→ Stored data

--------------------

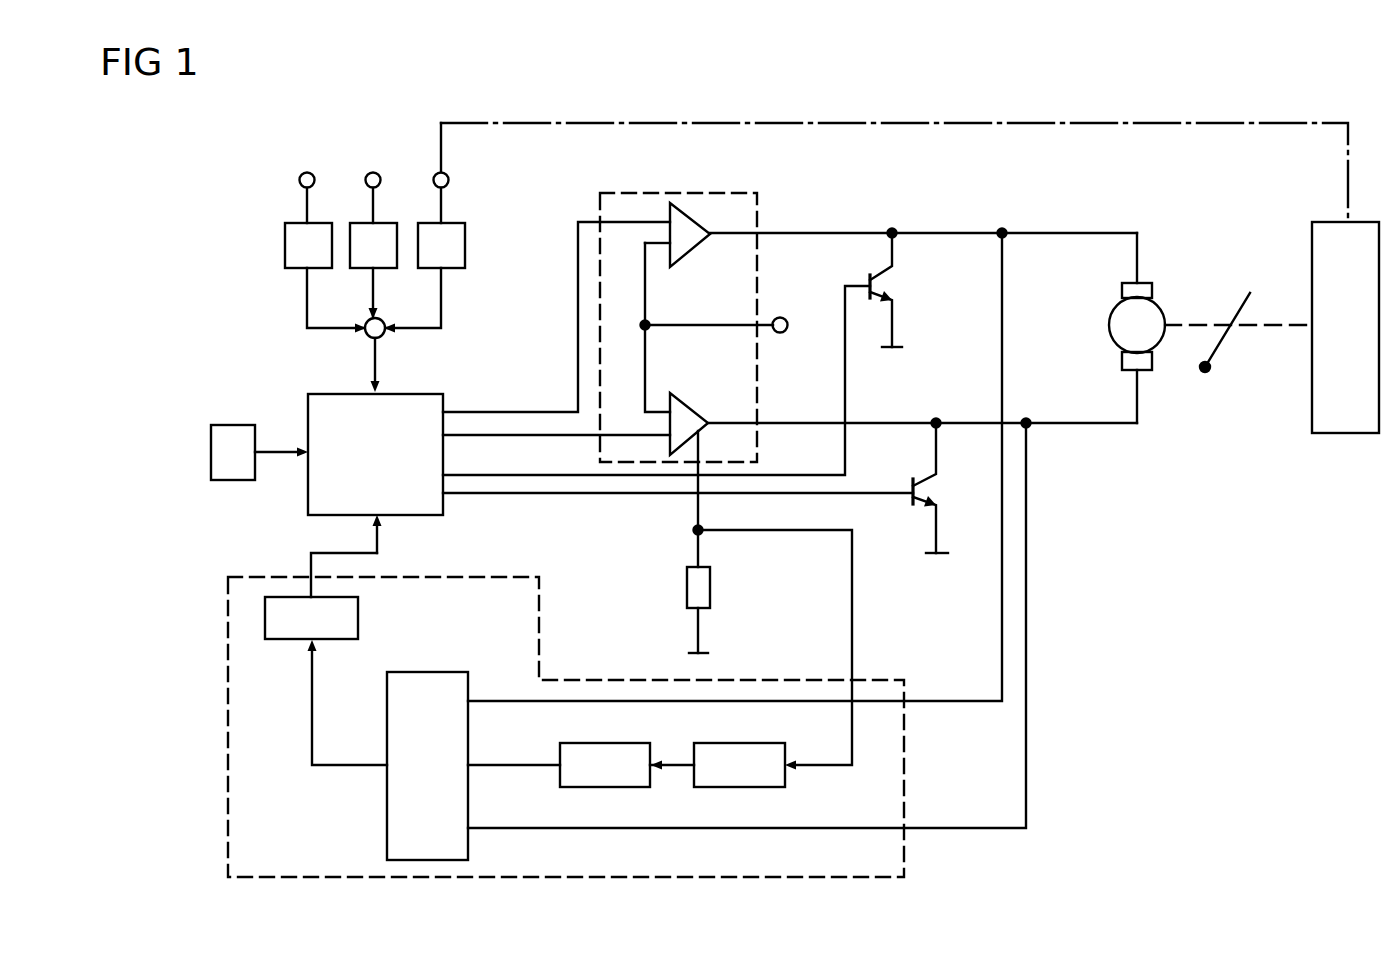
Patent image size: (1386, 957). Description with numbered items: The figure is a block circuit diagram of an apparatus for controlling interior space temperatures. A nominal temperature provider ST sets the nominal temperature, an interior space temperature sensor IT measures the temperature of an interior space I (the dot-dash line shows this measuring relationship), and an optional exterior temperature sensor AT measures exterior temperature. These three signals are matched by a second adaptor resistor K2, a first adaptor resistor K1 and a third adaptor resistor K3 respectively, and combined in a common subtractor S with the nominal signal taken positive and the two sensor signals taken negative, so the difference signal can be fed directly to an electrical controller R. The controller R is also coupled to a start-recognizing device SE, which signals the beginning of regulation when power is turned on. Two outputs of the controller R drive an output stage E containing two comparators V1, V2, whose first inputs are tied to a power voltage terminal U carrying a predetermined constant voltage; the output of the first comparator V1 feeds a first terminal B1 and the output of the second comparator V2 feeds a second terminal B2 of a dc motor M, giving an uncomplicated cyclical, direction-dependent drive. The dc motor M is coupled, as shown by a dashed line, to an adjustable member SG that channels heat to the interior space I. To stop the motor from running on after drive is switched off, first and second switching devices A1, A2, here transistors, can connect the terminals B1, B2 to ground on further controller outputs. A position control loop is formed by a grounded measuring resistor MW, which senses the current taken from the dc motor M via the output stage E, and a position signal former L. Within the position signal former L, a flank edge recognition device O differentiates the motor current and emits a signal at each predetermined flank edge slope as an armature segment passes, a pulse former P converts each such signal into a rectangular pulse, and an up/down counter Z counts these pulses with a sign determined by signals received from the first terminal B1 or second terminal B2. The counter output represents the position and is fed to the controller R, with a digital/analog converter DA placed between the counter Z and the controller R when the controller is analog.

The nominal temperature provider ST is at (295, 182).
The exterior temperature sensor AT is at (367, 182).
The interior space temperature sensor IT is at (891, 173).
The first adaptor resistor K1 is at (424, 278).
The second adaptor resistor K2 is at (325, 278).
The third adaptor resistor K3 is at (373, 271).
The subtractor S is at (374, 337).
The controller R is at (610, 409).
The start-recognizing device SE is at (259, 452).
The output stage E is at (757, 222).
The first comparator V1 is at (891, 240).
The second comparator V2 is at (891, 405).
The power voltage terminal U is at (729, 327).
The first switching device A1 is at (902, 288).
The second switching device A2 is at (946, 486).
The first terminal B1 is at (746, 449).
The second terminal B2 is at (758, 608).
The dc motor M is at (1137, 328).
The adjustable member SG is at (1238, 337).
The interior space I is at (1345, 327).
The measuring resistor MW is at (769, 648).
The position signal former L is at (905, 849).
The digital/analog converter DA is at (311, 618).
The counter Z is at (388, 750).
The pulse former P is at (581, 765).
The flank edge recognition device O is at (739, 765).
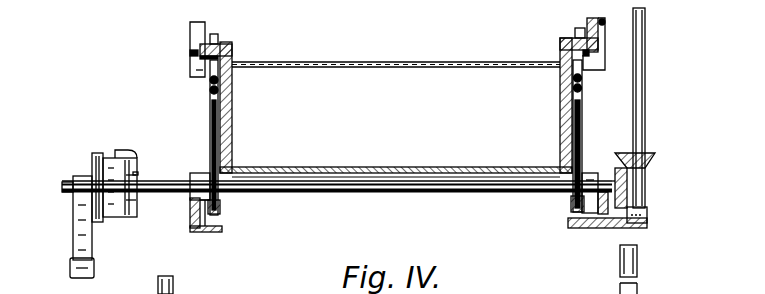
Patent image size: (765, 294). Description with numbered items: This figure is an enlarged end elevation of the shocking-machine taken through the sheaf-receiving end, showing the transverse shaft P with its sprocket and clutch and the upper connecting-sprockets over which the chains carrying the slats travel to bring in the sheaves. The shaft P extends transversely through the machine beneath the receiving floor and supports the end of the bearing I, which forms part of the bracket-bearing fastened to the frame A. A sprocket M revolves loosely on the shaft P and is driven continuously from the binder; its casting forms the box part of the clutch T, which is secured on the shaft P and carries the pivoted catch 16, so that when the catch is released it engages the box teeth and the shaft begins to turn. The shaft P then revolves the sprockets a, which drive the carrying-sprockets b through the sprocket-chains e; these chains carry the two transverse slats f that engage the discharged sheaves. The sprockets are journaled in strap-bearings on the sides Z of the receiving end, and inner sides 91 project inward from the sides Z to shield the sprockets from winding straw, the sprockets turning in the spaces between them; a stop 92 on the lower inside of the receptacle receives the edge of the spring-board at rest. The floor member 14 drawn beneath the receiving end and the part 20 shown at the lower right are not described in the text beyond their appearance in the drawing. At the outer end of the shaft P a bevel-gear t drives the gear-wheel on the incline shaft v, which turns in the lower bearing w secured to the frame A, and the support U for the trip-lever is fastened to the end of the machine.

The inner sides 91 is at (232, 128).
The tray bottom 14 is at (400, 160).
The transverse slats f is at (396, 62).
The shaft P is at (62, 187).
The bearing I is at (73, 237).
The sprocket M is at (98, 153).
The pivoted catch 16 is at (126, 150).
The clutch T is at (137, 174).
The frame A is at (418, 213).
The sprocket-chains e is at (210, 128).
The sprockets a is at (220, 210).
The carrying-sprockets b is at (210, 94).
The sides Z is at (203, 24).
The stop 92 is at (190, 47).
The bevel-gear t is at (612, 212).
The support U is at (650, 155).
The incline shaft v is at (645, 93).
The lower bearing w is at (647, 221).
The coupling piece 20 is at (644, 269).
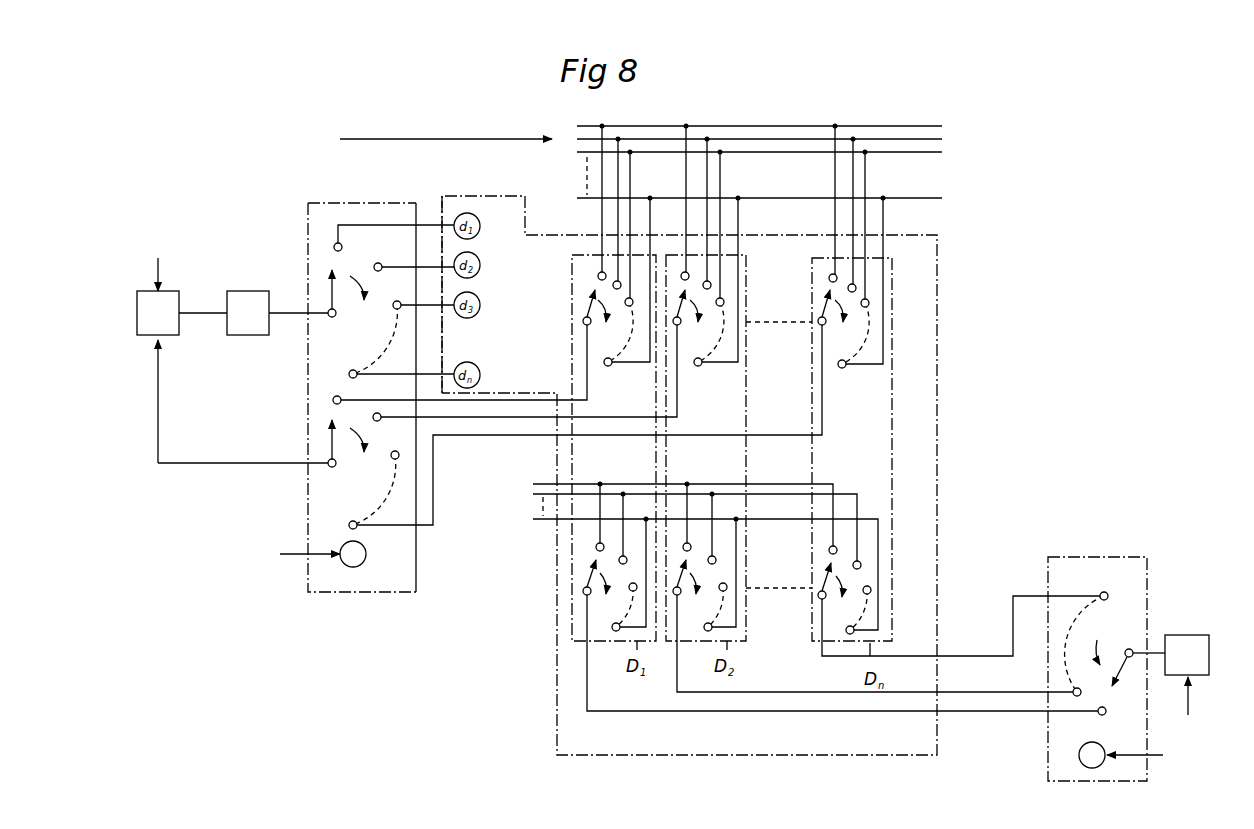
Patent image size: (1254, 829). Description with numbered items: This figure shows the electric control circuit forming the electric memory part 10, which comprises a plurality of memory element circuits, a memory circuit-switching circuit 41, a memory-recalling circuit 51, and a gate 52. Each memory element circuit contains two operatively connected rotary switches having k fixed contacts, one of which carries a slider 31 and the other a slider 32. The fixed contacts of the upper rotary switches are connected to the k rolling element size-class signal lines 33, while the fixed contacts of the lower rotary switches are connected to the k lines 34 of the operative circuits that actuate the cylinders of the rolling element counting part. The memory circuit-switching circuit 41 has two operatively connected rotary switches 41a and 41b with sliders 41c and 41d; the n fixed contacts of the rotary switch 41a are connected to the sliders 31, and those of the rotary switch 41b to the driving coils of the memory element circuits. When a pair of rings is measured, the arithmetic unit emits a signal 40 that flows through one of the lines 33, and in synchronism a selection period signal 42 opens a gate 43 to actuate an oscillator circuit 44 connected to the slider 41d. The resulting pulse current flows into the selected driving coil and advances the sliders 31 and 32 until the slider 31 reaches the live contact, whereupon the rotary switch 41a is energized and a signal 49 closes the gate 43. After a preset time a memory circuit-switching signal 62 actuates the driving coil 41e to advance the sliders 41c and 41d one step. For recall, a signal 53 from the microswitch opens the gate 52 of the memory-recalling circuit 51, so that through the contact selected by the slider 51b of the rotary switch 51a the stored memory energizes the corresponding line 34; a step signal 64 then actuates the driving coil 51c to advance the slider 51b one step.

The electric memory part 10 is at (1003, 200).
The slider 31 is at (600, 296).
The slider 32 is at (594, 572).
The rolling element size-class signal lines 33 is at (794, 116).
The lines of operative circuits 34 is at (724, 481).
The signal 40 is at (414, 139).
The memory circuit-switching circuit 41 is at (314, 203).
The rotary switch 41a is at (357, 503).
The rotary switch 41b is at (360, 348).
The slider 41c is at (331, 446).
The slider 41d is at (331, 296).
The driving coil 41e is at (358, 566).
The selection period signal 42 is at (160, 268).
The gate 43 is at (168, 324).
The oscillator circuit 44 is at (258, 324).
The signal 49 is at (222, 463).
The memory-recalling circuit 51 is at (1101, 557).
The rotary switch 51a is at (1126, 635).
The slider 51b is at (1122, 688).
The driving coil 51c is at (1079, 754).
The gate 52 is at (1190, 635).
The signal 53 is at (1190, 700).
The memory circuit-switching signal 62 is at (288, 554).
The step signal 64 is at (1152, 757).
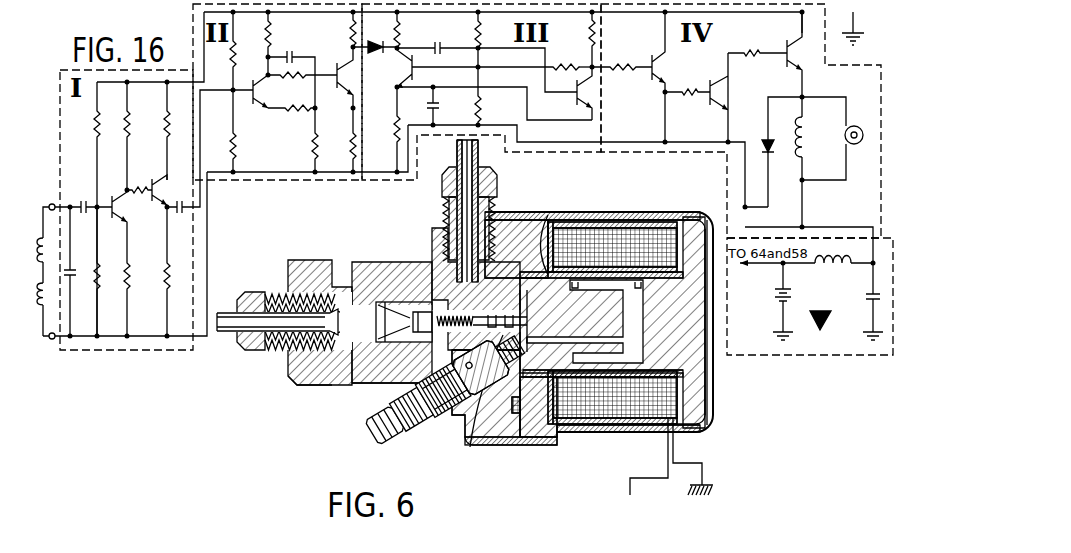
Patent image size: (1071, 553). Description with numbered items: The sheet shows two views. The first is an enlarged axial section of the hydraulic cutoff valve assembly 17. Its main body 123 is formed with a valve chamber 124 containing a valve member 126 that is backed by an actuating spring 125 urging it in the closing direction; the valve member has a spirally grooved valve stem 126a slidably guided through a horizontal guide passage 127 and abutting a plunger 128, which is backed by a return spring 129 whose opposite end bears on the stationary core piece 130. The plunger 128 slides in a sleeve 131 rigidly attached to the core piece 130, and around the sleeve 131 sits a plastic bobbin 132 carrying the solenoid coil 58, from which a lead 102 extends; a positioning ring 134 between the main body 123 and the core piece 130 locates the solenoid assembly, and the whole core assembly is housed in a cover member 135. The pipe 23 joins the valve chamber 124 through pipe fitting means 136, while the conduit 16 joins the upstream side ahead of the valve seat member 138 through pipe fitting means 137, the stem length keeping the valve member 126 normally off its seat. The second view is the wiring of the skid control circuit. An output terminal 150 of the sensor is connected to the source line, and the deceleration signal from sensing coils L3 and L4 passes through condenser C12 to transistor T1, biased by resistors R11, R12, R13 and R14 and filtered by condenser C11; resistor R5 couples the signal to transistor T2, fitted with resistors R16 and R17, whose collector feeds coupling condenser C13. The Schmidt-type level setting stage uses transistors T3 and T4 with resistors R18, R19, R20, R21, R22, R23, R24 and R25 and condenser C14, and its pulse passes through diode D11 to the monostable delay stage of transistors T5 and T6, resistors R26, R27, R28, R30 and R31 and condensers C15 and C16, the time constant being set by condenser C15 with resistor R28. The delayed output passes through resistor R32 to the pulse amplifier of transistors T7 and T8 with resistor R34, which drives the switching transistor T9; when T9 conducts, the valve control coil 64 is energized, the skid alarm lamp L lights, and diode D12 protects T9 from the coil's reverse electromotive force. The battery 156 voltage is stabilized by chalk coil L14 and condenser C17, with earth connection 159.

In FIG. 16, the output terminal 150 is at (50, 204).
In FIG. 16, the sensing coil L4 is at (50, 244).
In FIG. 16, the sensing coil L3 is at (45, 333).
In FIG. 16, the condenser C12 is at (78, 203).
In FIG. 16, the condenser C11 is at (74, 272).
In FIG. 16, the resistor R11 is at (95, 124).
In FIG. 16, the resistor R13 is at (124, 118).
In FIG. 16, the resistor R16 is at (165, 124).
In FIG. 16, the resistor R5 is at (142, 182).
In FIG. 16, the transistor T1 is at (110, 220).
In FIG. 16, the transistor T2 is at (152, 200).
In FIG. 16, the resistor R12 is at (99, 290).
In FIG. 16, the resistor R14 is at (130, 262).
In FIG. 16, the resistor R17 is at (165, 268).
In FIG. 16, the coupling condenser C13 is at (188, 215).
In FIG. 16, the resistor R18 is at (236, 56).
In FIG. 16, the resistor R20 is at (271, 36).
In FIG. 16, the condenser C14 is at (293, 50).
In FIG. 16, the resistor R21 is at (304, 79).
In FIG. 16, the transistor T3 is at (252, 100).
In FIG. 16, the resistor R22 is at (284, 111).
In FIG. 16, the resistor R19 is at (236, 140).
In FIG. 16, the resistor R23 is at (310, 142).
In FIG. 16, the resistor R24 is at (340, 31).
In FIG. 16, the transistor T4 is at (337, 79).
In FIG. 16, the resistor R25 is at (350, 136).
In FIG. 16, the diode D11 is at (380, 52).
In FIG. 16, the resistor R26 is at (400, 34).
In FIG. 16, the transistor T5 is at (396, 89).
In FIG. 16, the condenser C15 is at (487, 56).
In FIG. 16, the resistor R28 is at (481, 34).
In FIG. 16, the condenser C16 is at (428, 100).
In FIG. 16, the resistor R27 is at (394, 116).
In FIG. 16, the resistor R31 is at (590, 32).
In FIG. 16, the resistor R30 is at (568, 66).
In FIG. 16, the resistor R32 is at (618, 66).
In FIG. 16, the transistor T6 is at (576, 102).
In FIG. 16, the transistor T7 is at (652, 80).
In FIG. 16, the resistor R34 is at (690, 96).
In FIG. 16, the transistor T8 is at (712, 82).
In FIG. 16, the switching transistor T9 is at (787, 56).
In FIG. 16, the diode D12 is at (764, 142).
In FIG. 16, the valve control coil 64 is at (805, 126).
In FIG. 16, the skid alarm lamp L is at (856, 126).
In FIG. 16, the chalk coil L14 is at (850, 272).
In FIG. 16, the battery 156 is at (770, 308).
In FIG. 16, the condenser C17 is at (870, 292).
In FIG. 6, the pipe fitting means 136 is at (298, 262).
In FIG. 6, the valve chamber 124 is at (312, 385).
In FIG. 6, the main body 123 is at (350, 262).
In FIG. 6, the valve member 126 is at (430, 305).
In FIG. 6, the valve stem 126a is at (378, 383).
In FIG. 6, the pipe 23 is at (236, 308).
In FIG. 6, the actuating spring 125 is at (385, 300).
In FIG. 6, the cutoff valve assembly 17 is at (373, 258).
In FIG. 6, the pipe fitting means 137 is at (497, 185).
In FIG. 6, the conduit 16 is at (478, 165).
In FIG. 6, the sleeve 131 is at (548, 215).
In FIG. 6, the bobbin 132 is at (705, 222).
In FIG. 6, the stationary core piece 130 is at (692, 400).
In FIG. 6, the solenoid coil 58 is at (618, 248).
In FIG. 6, the cover member 135 is at (713, 428).
In FIG. 6, the plunger 128 is at (703, 366).
In FIG. 6, the return spring 129 is at (698, 380).
In FIG. 6, the positioning ring 134 is at (545, 440).
In FIG. 6, the guide passage 127 is at (478, 440).
In FIG. 6, the valve seat member 138 is at (365, 425).
In FIG. 6, the lead 102 is at (645, 490).
In FIG. 6, the ground 159 is at (705, 472).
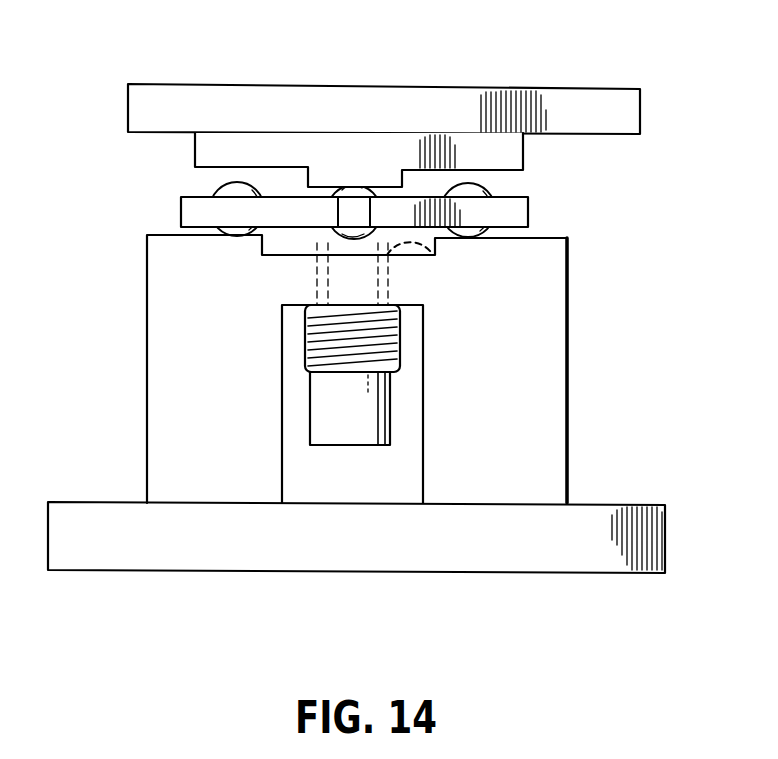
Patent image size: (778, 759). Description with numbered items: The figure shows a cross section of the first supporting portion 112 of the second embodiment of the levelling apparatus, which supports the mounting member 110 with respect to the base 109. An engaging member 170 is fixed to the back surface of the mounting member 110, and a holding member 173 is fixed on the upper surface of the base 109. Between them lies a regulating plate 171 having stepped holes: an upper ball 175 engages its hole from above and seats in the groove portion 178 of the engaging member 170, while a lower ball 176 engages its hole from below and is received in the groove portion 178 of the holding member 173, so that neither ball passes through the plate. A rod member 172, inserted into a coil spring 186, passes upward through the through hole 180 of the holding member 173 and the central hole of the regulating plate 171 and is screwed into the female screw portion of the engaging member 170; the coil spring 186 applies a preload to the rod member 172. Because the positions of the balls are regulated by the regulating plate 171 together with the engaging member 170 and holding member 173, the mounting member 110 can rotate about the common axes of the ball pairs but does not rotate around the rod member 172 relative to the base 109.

The base 109 is at (565, 560).
The mounting member 110 is at (572, 100).
The first supporting portion 112 is at (632, 339).
The engaging member 170 is at (337, 150).
The regulating plate 171 is at (528, 215).
The rod member 172 is at (390, 430).
The holding member 173 is at (548, 463).
The ball 175 is at (495, 193).
The ball 176 is at (212, 193).
The groove portion 178 is at (355, 185).
The through hole 180 is at (440, 255).
The coil spring 186 is at (305, 350).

--------------------

→ THE REQUEST
Render the part of the records that opens with the line containing "Patent image size: (1254, 829)." and closes with the line containing "The electric memory part 10 is" as a Markdown table with columns Row and Line, one row per line, skipping blank lines.

→ RESPONSE FOR THIS EXERCISE
| Row | Line |
|---|---|
| 1 | Patent image size: (1254, 829). Description with numbered items: This figure shows the electric control circuit forming the electric memory part 10, which comprises a plurality of memory element circuits, a memory circuit-switching circuit 41, a memory-recalling circuit 51, and a gate 52. Each memory element circuit contains two operatively connected rotary switches having k fixed contacts, one of which carries a slider 31 and the other a slider 32. The fixed contacts of the upper rotary switches are connected to the k rolling element size-class signal lines 33, while the fixed contacts of the lower rotary switches are connected to the k lines 34 of the operative circuits that actuate the cylinders of the rolling element counting part. The memory circuit-switching circuit 41 has two operatively connected rotary switches 41a and 41b with sliders 41c and 41d; the n fixed contacts of the rotary switch 41a are connected to the sliders 31, and those of the rotary switch 41b to the driving coils of the memory element circuits. When a pair of rings is measured, the arithmetic unit emits a signal 40 that flows through one of the lines 33, and in synchronism a selection period signal 42 opens a gate 43 to actuate an oscillator circuit 44 connected to the slider 41d. The resulting pulse current flows into the selected driving coil and advances the sliders 31 and 32 until the slider 31 reaches the live contact, whereupon the rotary switch 41a is energized and a signal 49 closes the gate 43. After a preset time a memory circuit-switching signal 62 actuates the driving coil 41e to advance the sliders 41c and 41d one step. For recall, a signal 53 from the microswitch opens the gate 52 of the memory-recalling circuit 51, so that through the contact selected by the slider 51b of the rotary switch 51a the stored memory energizes the corresponding line 34; a step signal 64 then actuates the driving coil 51c to advance the slider 51b one step. |
| 2 | The electric memory part 10 is at (1003, 200). |